%%

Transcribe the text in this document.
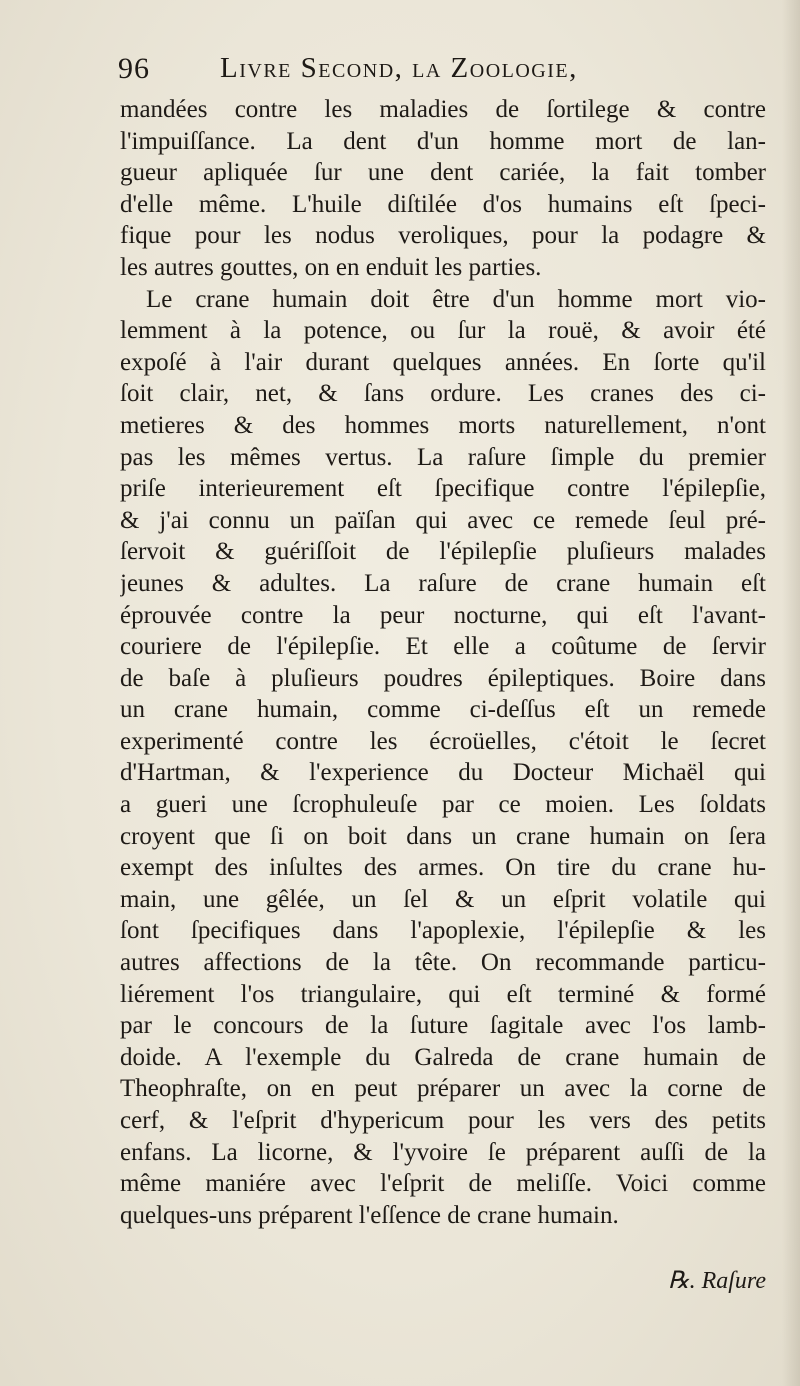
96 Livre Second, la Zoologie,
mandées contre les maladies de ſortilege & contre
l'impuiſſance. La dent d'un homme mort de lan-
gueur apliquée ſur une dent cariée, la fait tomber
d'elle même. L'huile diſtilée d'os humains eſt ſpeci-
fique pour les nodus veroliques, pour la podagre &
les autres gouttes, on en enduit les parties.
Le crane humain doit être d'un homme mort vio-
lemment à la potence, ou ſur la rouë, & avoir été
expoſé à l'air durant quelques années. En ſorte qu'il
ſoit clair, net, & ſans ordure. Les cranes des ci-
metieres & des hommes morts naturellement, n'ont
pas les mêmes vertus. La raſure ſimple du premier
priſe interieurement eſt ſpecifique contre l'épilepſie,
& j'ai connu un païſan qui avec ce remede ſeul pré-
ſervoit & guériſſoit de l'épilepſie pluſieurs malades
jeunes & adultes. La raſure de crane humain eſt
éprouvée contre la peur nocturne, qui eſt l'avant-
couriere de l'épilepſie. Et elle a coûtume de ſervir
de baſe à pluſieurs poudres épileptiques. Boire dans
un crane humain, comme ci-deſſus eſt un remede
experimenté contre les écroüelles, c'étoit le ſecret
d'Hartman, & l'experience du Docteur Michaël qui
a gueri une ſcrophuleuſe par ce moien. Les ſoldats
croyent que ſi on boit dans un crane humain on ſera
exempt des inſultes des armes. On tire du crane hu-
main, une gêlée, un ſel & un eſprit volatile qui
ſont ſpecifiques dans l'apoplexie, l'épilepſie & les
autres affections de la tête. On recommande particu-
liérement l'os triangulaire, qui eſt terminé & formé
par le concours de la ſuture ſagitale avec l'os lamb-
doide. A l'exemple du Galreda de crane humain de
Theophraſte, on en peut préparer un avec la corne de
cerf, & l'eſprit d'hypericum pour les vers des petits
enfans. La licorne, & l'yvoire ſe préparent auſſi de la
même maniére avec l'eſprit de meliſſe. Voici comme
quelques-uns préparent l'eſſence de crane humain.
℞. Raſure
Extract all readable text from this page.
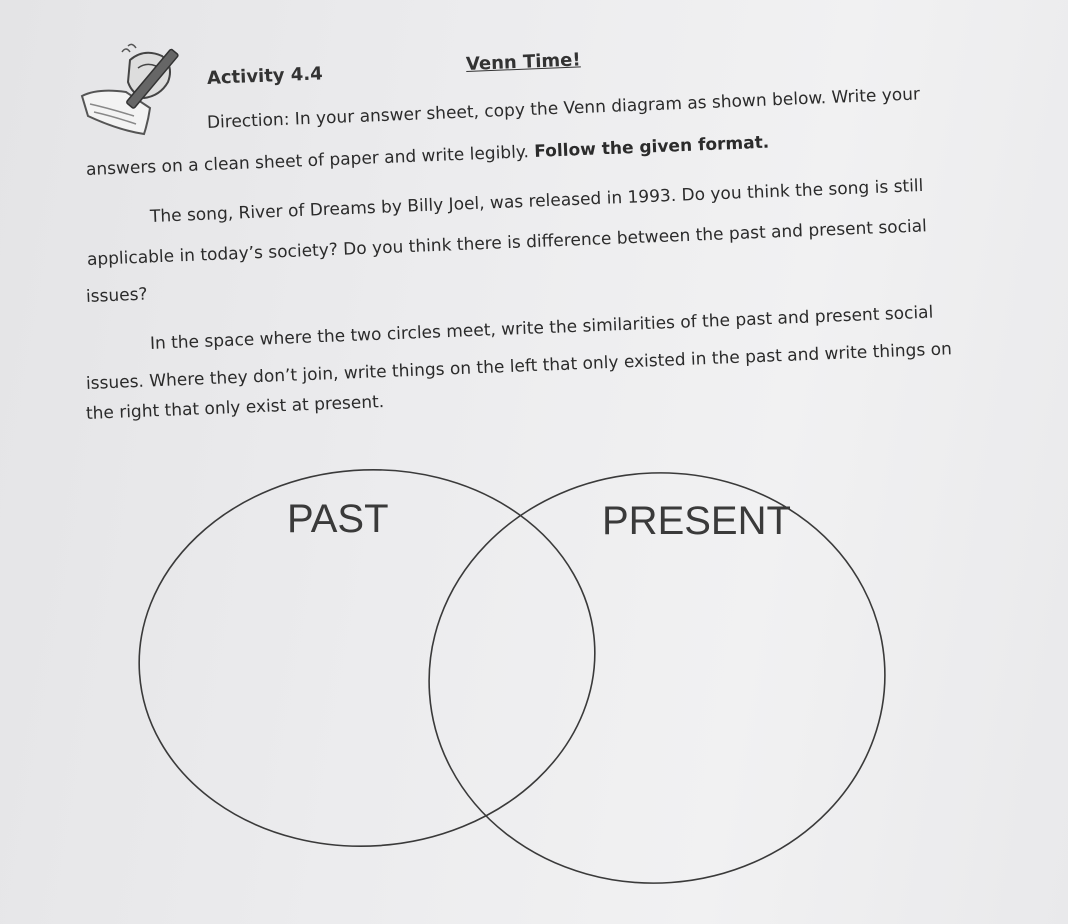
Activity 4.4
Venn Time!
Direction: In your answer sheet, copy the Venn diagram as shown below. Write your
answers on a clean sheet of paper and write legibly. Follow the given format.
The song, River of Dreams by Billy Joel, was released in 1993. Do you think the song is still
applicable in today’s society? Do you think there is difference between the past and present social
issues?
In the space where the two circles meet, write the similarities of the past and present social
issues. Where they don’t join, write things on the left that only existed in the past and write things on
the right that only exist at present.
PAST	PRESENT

%%
%%

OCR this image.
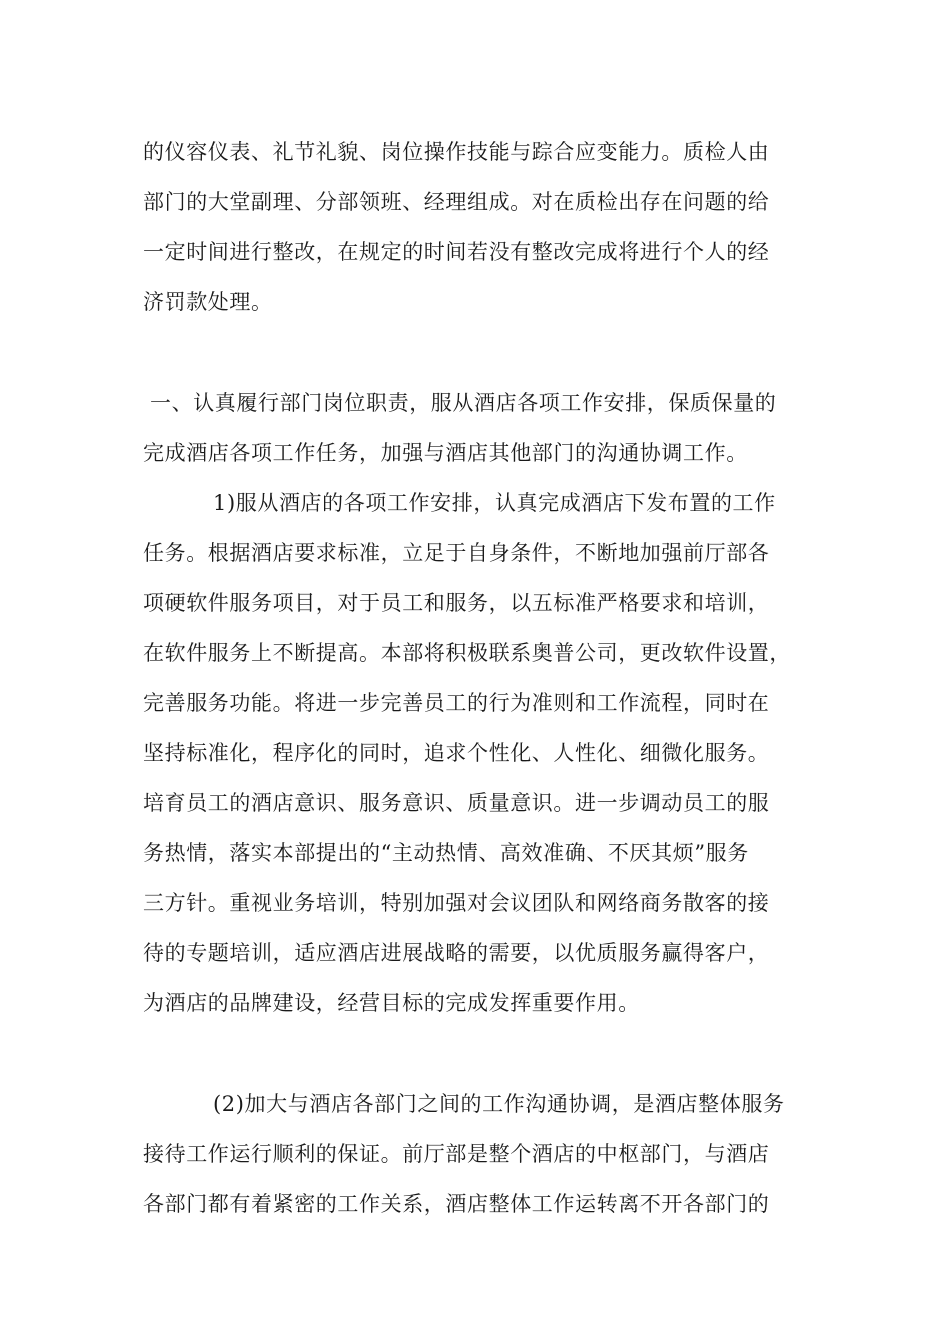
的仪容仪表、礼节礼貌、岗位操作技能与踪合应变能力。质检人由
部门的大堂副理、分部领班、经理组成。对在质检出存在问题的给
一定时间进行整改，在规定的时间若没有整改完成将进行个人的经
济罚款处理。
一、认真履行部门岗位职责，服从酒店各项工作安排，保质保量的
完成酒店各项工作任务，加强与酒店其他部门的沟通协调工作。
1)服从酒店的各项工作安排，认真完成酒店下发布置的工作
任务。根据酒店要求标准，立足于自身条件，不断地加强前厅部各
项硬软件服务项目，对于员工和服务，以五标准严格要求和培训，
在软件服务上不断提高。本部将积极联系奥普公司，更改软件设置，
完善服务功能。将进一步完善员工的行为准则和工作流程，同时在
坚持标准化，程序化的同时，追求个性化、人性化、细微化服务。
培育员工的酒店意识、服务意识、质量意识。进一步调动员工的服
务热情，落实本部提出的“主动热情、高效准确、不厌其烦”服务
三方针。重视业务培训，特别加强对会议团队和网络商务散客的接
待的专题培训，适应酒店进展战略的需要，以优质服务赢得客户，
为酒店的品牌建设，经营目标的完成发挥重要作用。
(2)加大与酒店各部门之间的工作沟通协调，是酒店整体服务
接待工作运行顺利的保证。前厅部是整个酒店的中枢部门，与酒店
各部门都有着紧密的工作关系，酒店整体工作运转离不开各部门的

%%

**Stated task:** Scan the listing above. Collect all lines with the word "avec".

**Output for this exercise:**
& j'ai connu un païſan qui avec ce remede ſeul pré-
par le concours de la ſuture ſagitale avec l'os lamb-
Theophraſte, on en peut préparer un avec la corne de
même maniére avec l'eſprit de meliſſe. Voici comme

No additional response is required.